===== RECORDS TO PROCESS

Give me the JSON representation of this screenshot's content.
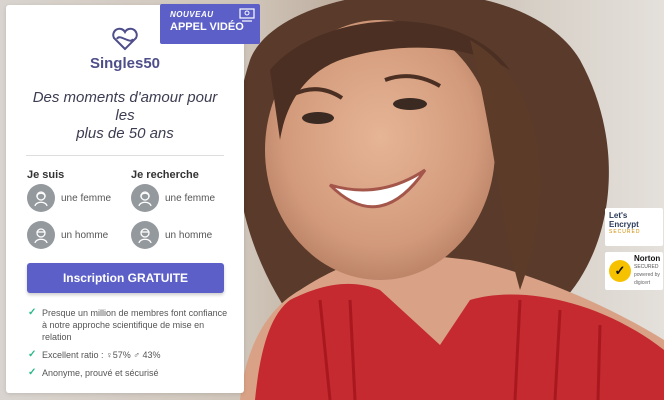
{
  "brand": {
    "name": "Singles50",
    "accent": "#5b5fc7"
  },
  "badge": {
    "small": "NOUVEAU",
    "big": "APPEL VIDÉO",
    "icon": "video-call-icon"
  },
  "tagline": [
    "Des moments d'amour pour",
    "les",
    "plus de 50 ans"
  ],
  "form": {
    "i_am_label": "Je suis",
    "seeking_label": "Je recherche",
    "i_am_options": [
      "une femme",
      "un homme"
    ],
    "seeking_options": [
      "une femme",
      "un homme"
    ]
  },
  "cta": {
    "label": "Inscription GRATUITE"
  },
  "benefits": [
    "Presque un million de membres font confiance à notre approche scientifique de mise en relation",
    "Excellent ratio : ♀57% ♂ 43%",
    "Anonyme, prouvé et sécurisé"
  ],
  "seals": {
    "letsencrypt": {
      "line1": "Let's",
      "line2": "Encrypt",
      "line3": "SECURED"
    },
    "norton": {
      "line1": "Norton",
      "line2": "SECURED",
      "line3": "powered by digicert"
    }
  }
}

==========
===== RECORDS TO PROCESS

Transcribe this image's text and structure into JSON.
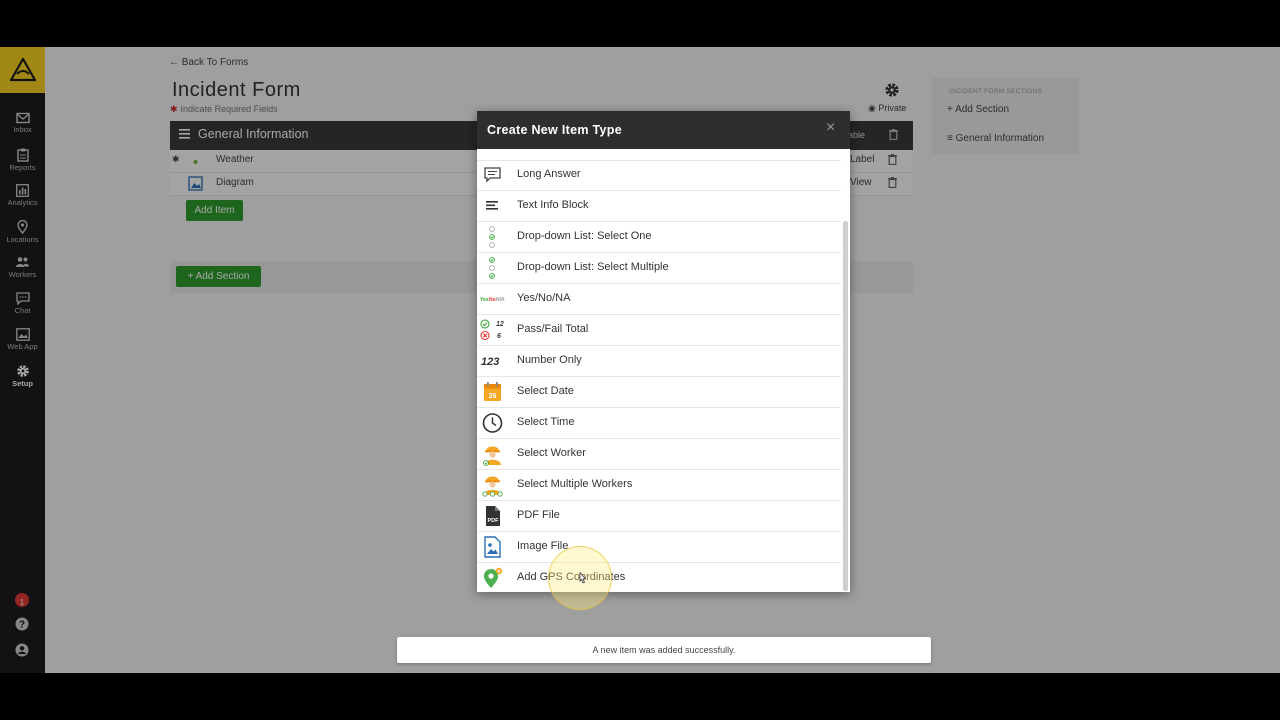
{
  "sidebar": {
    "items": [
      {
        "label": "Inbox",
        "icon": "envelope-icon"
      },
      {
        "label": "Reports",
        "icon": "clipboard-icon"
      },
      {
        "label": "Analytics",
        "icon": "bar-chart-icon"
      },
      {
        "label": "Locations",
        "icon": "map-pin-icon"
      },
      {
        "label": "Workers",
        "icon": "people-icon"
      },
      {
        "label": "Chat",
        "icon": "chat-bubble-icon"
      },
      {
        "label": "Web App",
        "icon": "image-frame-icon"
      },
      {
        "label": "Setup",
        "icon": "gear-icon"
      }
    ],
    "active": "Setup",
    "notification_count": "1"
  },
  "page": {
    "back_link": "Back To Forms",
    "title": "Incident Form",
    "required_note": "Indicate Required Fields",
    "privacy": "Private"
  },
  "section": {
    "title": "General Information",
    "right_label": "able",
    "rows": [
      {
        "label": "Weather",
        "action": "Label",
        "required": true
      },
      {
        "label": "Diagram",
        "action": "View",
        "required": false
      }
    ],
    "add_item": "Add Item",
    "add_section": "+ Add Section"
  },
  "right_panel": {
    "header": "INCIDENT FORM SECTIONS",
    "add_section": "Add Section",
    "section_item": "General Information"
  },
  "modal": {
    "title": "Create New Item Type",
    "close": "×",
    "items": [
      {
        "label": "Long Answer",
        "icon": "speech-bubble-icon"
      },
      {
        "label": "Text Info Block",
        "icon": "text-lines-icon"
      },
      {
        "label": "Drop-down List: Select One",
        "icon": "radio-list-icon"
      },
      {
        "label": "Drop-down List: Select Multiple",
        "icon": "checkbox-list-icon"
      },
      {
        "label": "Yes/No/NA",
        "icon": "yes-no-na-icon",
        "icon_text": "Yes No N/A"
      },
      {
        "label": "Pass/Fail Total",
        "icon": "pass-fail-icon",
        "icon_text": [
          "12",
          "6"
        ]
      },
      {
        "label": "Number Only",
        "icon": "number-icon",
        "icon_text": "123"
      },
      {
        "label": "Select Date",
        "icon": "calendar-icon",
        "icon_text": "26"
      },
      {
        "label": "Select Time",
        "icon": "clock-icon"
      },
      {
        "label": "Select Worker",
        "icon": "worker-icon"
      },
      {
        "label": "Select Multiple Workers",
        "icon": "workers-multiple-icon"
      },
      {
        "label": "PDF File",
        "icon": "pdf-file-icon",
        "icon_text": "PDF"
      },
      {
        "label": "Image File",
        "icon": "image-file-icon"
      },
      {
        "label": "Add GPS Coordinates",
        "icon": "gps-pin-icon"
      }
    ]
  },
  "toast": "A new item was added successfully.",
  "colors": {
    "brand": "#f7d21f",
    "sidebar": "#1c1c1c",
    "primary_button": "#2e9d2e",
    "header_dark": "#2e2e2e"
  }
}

==========

THE PROBLEM → Where a line of the data holds "JSON", show that line.

FINAL RESULT →
Give me the JSON representation of this screenshot's content.
Transcribe this image's text and structure into JSON.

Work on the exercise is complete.